* **To be done**:
Will you quote all of the entries, word for word?

>>>

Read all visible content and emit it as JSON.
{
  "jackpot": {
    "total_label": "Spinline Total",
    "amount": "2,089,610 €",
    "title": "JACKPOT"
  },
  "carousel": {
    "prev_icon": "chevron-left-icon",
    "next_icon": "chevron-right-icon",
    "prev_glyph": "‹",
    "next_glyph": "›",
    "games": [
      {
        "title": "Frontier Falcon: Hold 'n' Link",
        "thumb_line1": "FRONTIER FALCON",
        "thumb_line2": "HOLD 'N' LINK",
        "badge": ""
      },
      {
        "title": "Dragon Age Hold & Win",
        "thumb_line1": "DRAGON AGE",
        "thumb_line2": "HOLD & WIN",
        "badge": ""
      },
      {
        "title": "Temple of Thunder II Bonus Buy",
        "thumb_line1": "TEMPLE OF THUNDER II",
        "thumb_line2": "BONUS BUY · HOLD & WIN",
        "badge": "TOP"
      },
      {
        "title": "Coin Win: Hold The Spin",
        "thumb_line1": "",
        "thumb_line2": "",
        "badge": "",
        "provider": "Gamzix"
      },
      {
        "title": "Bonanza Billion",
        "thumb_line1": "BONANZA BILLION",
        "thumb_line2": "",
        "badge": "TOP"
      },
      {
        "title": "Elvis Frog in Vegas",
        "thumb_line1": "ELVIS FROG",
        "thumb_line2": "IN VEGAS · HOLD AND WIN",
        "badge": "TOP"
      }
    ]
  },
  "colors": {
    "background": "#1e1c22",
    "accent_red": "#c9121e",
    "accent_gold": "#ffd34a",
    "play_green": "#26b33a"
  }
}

<<<

* **Solution to this task**:
Read all visible content and emit it as JSON.
{
  "jackpot": {
    "total_label": "Spinline Total",
    "amount": "2,089,610 €",
    "title": "JACKPOT"
  },
  "carousel": {
    "prev_icon": "chevron-left-icon",
    "next_icon": "chevron-right-icon",
    "prev_glyph": "‹",
    "next_glyph": "›",
    "games": [
      {
        "title": "Frontier Falcon: Hold 'n' Link",
        "thumb_line1": "FRONTIER FALCON",
        "thumb_line2": "HOLD 'N' LINK",
        "badge": ""
      },
      {
        "title": "Dragon Age Hold & Win",
        "thumb_line1": "DRAGON AGE",
        "thumb_line2": "HOLD & WIN",
        "badge": ""
      },
      {
        "title": "Temple of Thunder II Bonus Buy",
        "thumb_line1": "TEMPLE OF THUNDER II",
        "thumb_line2": "BONUS BUY · HOLD & WIN",
        "badge": "TOP"
      },
      {
        "title": "Coin Win: Hold The Spin",
        "thumb_line1": "",
        "thumb_line2": "",
        "badge": "",
        "provider": "Gamzix"
      },
      {
        "title": "Bonanza Billion",
        "thumb_line1": "BONANZA BILLION",
        "thumb_line2": "",
        "badge": "TOP"
      },
      {
        "title": "Elvis Frog in Vegas",
        "thumb_line1": "ELVIS FROG",
        "thumb_line2": "IN VEGAS · HOLD AND WIN",
        "badge": "TOP"
      }
    ]
  },
  "colors": {
    "background": "#1e1c22",
    "accent_red": "#c9121e",
    "accent_gold": "#ffd34a",
    "play_green": "#26b33a"
  }
}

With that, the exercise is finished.